Text:
☆ ☆ ☆ ☆ ☆

1. "Santa Claus" (1898)
The first time Santa Claus appeared in film, it was in a silent British short directed by George Albert Smith, who pioneered the practice of film editing and the usage of close-ups. He also worked as a stage hypnotist and psychic, which influenced his use of special effects.
In the film, two children eagerly wait for Santa Claus by the fireplace but are ordered to go to bed. While they sleep, Santa comes down the chimney and leaves presents for them. In the end, the children wake up and discover their presents. Transitions between these scenes are done with jump cuts, superimposition, and double exposure, which were new at the time.
Michael Brooke of BFI Screenonline describes Santa Claus (1898) as “a film of considerable technical ambition and accomplishment for the period.” The film shows the children sleeping on one side of the screen while Santa lands on the roof on the other, which Brooke says is “believed to be the cinema's earliest known example of parallel action… [The] result is one of the most visually and conceptually sophisticated British films made up to then.”
2. "The Christmas Dream" (1900)
French director Georges Méliès directed The Christmas Dream (1900), a film inspired by the French theatrical genre known as féerie. The genre was known for supernatural elements, lavish scenery, elaborate special effects, and clearly defined morality.

☆ ☆ ☆ ☆ ☆

Data extract:

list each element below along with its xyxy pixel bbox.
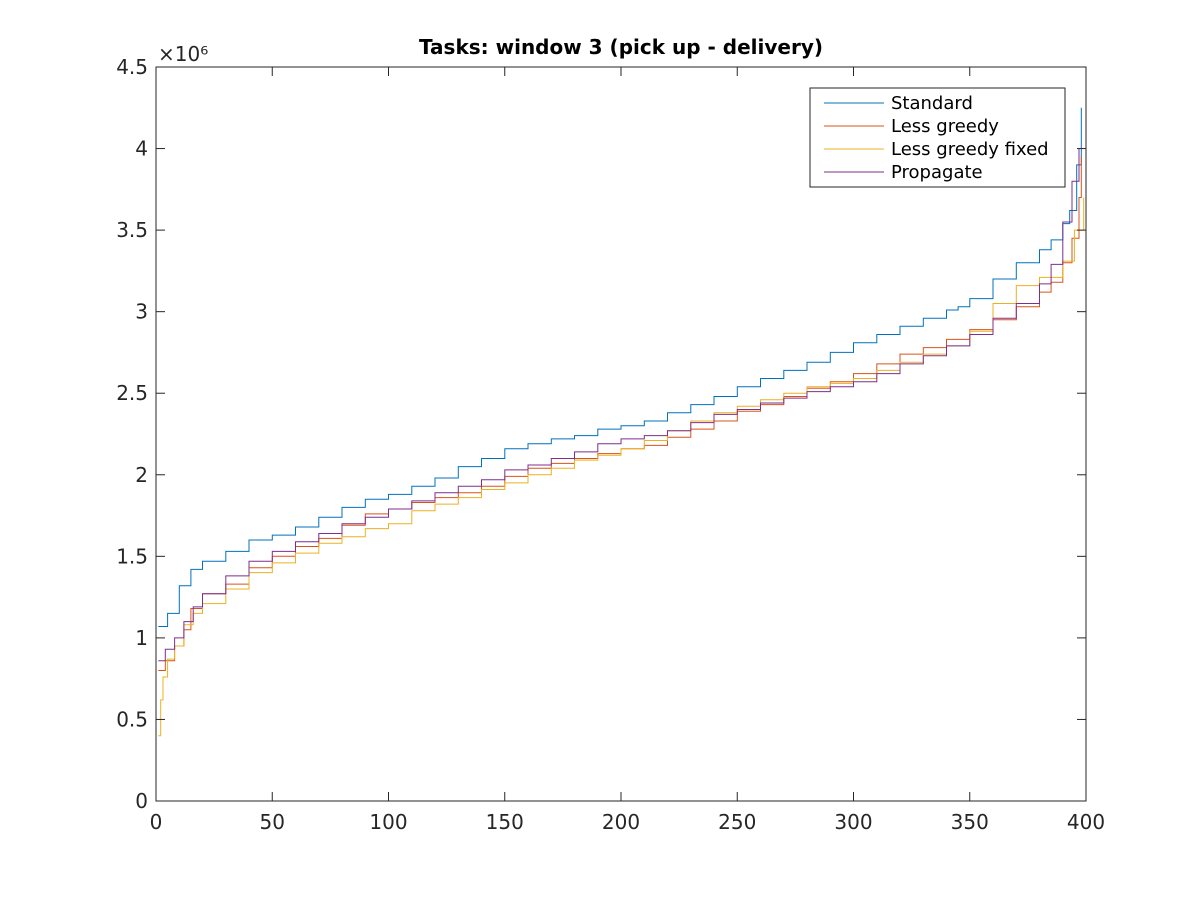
x-tick-label: 200	[602, 810, 640, 834]
x-tick-label: 150	[486, 810, 524, 834]
series-line-less-greedy-fixed	[158, 197, 1085, 737]
y-tick-label: 4.5	[116, 55, 148, 79]
axes: 0 50 100 150 200 250 300 350 400 0 0.5 1 1.5 2 2.5 3 3.5…	[116, 55, 1105, 834]
y-tick-label: 2	[135, 463, 148, 487]
x-tick-label: 300	[834, 810, 872, 834]
x-tick-label: 350	[951, 810, 989, 834]
series-line-standard	[158, 107, 1082, 627]
chart-title: Tasks: window 3 (pick up - delivery)	[419, 35, 823, 59]
y-tick-label: 1.5	[116, 544, 148, 568]
y-tick-label: 2.5	[116, 381, 148, 405]
y-tick-label: 0.5	[116, 707, 148, 731]
y-tick-label: 4	[135, 137, 148, 161]
y-tick-label: 1	[135, 626, 148, 650]
y-tick-label: 0	[135, 789, 148, 813]
legend-label-less-greedy-fixed: Less greedy fixed	[891, 139, 1049, 160]
series-line-propagate	[158, 148, 1080, 662]
y-axis-exponent-label: ×10⁶	[158, 42, 208, 66]
legend-box	[809, 87, 1066, 188]
x-tick-label: 100	[369, 810, 407, 834]
x-tick-label: 50	[260, 810, 285, 834]
legend-label-propagate: Propagate	[891, 162, 983, 183]
x-tick-label: 250	[718, 810, 756, 834]
y-tick-label: 3.5	[116, 218, 148, 242]
plot-area	[156, 67, 1086, 801]
x-tick-label: 0	[150, 810, 163, 834]
legend-label-standard: Standard	[891, 93, 973, 114]
series-layer	[158, 107, 1085, 737]
y-tick-label: 3	[135, 300, 148, 324]
legend-label-less-greedy: Less greedy	[891, 116, 999, 137]
x-tick-label: 400	[1067, 810, 1105, 834]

☆ ☆ ☆ ☆ ☆

Exercise tasks:
A: Please reproduce the piece on early Christmas films from "In the film, two" up to and including "at the time.".
B: Carry the piece on early Christmas films forward from its last sentence.
The data above was taken from a separate source.

Results of the tasks:
A:
In the film, two children eagerly wait for Santa Claus by the fireplace but are ordered to go to bed. While they sleep, Santa comes down the chimney and leaves presents for them. In the end, the children wake up and discover their presents. Transitions between these scenes are done with jump cuts, superimposition, and double exposure, which were new at the time.

B:
The film shifts its focus to several different settings: a home where two children hang up their stockings before going to bed; the nighttime sky where angels drop gifts into chimneys; and an old church where a bell tolls and a choir sings Christmas hymns. The film then goes back to the home of the children, who wake up and marvel at their presents. The ending scene shows people sitting at a table in a dining hall, welcoming a beggar into the house to join them.
Méliès, who was known for coming up with new filming techniques, used substitution splices and dissolving effects to transition between scenes. He also used stage machinery to ring the church bells and to mount a Christmas tree.
3. "Scrooge, or Marley's Ghost" (1901)
Charles Dickens’s A Christmas Carol (1843) is one of the most adapted books of all time, having been made into films, stage plays, TV specials, and parodies. The first film version was Scrooge, or Marley’s Ghost (1901), which was adapted from a stage play written by J.C. Buckstone.
The director, Walter R. Booth, was a magician before he began making films. He specialized in “trick films,” which were designed to showcase special effects that were innovative at the time. In one scene, a ghost’s face is superimposed over the door to Scrooge’s house. In another, Scrooge closes the black curtains over his bedroom window, and flashbacks to his childhood are superimposed over the dark space.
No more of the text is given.